%%
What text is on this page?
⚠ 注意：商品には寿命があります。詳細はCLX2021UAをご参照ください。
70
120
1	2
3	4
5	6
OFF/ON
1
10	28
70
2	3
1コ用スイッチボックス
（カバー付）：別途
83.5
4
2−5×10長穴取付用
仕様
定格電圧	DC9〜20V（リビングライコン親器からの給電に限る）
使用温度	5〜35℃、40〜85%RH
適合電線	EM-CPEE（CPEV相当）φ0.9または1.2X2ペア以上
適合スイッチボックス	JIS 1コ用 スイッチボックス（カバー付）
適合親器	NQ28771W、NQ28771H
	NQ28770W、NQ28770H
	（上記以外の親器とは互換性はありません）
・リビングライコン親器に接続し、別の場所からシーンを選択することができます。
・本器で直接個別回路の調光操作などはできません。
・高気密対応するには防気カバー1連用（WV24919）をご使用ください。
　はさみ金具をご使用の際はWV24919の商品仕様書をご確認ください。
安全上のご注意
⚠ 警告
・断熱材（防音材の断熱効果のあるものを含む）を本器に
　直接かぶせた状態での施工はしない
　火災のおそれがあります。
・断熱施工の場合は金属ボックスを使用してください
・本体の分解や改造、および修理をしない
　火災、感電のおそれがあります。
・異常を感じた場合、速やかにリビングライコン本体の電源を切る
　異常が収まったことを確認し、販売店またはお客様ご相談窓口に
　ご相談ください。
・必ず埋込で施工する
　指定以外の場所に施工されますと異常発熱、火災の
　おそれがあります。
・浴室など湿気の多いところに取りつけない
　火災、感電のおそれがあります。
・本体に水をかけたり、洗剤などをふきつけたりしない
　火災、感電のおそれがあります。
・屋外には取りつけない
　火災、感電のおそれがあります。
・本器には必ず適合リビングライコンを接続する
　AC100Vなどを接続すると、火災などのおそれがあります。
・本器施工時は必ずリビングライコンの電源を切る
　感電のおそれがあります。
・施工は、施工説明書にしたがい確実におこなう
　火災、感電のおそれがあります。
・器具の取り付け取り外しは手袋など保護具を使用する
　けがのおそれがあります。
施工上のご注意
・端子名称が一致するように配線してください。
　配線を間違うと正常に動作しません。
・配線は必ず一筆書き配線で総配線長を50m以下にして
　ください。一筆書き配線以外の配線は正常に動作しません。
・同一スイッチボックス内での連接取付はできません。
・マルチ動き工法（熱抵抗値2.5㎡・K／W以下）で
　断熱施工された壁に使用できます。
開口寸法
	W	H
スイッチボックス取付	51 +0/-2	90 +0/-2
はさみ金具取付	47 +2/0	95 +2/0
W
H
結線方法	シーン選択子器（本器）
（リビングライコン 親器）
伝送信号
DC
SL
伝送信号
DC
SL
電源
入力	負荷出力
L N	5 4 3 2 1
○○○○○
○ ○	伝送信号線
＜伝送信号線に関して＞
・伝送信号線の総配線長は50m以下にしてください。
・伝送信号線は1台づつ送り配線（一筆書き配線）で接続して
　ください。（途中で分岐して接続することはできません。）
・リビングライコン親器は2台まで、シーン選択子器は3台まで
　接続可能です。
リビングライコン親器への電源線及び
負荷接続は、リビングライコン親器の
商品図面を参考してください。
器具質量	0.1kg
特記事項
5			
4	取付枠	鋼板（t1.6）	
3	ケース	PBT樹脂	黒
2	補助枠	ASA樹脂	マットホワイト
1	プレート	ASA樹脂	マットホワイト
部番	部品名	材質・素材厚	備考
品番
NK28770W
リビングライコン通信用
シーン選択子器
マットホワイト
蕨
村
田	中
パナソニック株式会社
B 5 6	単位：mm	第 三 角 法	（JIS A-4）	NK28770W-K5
%%
%%
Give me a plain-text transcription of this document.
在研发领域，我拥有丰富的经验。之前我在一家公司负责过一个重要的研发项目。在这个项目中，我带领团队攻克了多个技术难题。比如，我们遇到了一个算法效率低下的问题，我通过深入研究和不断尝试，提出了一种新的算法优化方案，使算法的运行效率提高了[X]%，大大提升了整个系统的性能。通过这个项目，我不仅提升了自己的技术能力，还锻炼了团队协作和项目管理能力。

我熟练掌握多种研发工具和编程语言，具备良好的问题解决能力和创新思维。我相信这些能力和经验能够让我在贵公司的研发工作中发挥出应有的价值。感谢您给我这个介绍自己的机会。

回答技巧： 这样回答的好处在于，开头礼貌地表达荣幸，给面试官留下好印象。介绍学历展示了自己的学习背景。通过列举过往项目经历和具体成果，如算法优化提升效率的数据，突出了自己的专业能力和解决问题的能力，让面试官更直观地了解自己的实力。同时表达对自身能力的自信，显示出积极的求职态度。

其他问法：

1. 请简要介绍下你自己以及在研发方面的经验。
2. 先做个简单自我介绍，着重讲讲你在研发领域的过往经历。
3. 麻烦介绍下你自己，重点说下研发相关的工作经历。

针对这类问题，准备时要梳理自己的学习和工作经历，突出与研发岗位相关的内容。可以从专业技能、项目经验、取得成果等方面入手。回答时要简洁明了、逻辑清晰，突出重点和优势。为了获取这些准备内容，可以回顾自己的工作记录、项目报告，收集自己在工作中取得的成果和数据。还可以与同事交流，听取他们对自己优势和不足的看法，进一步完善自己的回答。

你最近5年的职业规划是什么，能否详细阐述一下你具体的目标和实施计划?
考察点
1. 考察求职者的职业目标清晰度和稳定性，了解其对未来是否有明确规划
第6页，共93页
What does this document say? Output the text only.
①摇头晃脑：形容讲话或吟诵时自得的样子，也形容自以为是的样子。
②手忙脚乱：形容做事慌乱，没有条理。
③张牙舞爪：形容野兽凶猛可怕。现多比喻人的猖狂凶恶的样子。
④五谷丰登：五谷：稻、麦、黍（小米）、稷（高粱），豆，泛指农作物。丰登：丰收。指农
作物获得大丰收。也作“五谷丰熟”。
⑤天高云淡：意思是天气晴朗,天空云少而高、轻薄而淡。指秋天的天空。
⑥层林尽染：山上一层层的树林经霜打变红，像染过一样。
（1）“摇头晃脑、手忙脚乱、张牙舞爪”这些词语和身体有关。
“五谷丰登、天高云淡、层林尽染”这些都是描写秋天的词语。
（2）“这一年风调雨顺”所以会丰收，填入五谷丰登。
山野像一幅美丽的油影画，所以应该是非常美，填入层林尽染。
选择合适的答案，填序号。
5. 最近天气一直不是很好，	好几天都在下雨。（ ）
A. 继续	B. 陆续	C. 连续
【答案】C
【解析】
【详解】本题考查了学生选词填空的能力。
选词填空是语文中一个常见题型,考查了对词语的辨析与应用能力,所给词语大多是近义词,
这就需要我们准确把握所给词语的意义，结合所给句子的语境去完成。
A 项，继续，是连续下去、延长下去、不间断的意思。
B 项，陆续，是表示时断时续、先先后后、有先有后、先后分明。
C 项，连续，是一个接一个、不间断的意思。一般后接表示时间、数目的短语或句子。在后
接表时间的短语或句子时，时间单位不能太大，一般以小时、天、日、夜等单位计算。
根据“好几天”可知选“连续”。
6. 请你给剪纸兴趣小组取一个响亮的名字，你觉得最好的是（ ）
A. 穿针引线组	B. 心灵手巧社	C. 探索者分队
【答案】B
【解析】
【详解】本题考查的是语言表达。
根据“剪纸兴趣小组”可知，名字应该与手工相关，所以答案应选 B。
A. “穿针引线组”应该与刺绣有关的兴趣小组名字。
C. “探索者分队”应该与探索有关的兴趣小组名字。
%%
> _Given task_:
In the listing above, locate each line with "document" and copy it.

> _Exercise result_:
Give me a plain-text transcription of this document.
What does this document say? Output the text only.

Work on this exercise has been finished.